SOURCE MATERIAL —
═══
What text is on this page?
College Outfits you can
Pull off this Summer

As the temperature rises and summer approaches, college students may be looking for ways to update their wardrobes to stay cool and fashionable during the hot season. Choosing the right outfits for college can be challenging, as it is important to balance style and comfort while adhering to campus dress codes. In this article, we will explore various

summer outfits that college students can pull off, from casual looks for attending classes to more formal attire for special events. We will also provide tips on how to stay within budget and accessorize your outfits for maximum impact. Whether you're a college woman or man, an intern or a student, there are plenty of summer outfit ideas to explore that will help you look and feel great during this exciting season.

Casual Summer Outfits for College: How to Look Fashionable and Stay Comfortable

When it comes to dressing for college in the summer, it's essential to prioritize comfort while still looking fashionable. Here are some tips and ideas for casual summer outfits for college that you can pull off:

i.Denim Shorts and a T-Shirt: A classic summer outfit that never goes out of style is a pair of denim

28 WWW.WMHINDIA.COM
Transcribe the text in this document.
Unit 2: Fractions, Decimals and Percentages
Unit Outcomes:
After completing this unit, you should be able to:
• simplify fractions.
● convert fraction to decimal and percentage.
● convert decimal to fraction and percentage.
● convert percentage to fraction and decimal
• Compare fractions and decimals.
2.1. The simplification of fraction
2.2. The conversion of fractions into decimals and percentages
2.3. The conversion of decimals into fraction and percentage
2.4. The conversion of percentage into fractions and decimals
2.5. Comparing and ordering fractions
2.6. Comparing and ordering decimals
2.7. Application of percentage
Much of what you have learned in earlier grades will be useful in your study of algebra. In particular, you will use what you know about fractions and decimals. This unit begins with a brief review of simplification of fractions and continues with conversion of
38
═══
STATED TASK — Generate an exact reproduction of all entries.

FINAL ANSWER —
What text is on this page?
College Outfits you can
Pull off this Summer

As the temperature rises and summer approaches, college students may be looking for ways to update their wardrobes to stay cool and fashionable during the hot season. Choosing the right outfits for college can be challenging, as it is important to balance style and comfort while adhering to campus dress codes. In this article, we will explore various

summer outfits that college students can pull off, from casual looks for attending classes to more formal attire for special events. We will also provide tips on how to stay within budget and accessorize your outfits for maximum impact. Whether you're a college woman or man, an intern or a student, there are plenty of summer outfit ideas to explore that will help you look and feel great during this exciting season.

Casual Summer Outfits for College: How to Look Fashionable and Stay Comfortable

When it comes to dressing for college in the summer, it's essential to prioritize comfort while still looking fashionable. Here are some tips and ideas for casual summer outfits for college that you can pull off:

i.Denim Shorts and a T-Shirt: A classic summer outfit that never goes out of style is a pair of denim

28 WWW.WMHINDIA.COM
Transcribe the text in this document.
Unit 2: Fractions, Decimals and Percentages
Unit Outcomes:
After completing this unit, you should be able to:
• simplify fractions.
● convert fraction to decimal and percentage.
● convert decimal to fraction and percentage.
● convert percentage to fraction and decimal
• Compare fractions and decimals.
2.1. The simplification of fraction
2.2. The conversion of fractions into decimals and percentages
2.3. The conversion of decimals into fraction and percentage
2.4. The conversion of percentage into fractions and decimals
2.5. Comparing and ordering fractions
2.6. Comparing and ordering decimals
2.7. Application of percentage
Much of what you have learned in earlier grades will be useful in your study of algebra. In particular, you will use what you know about fractions and decimals. This unit begins with a brief review of simplification of fractions and continues with conversion of
38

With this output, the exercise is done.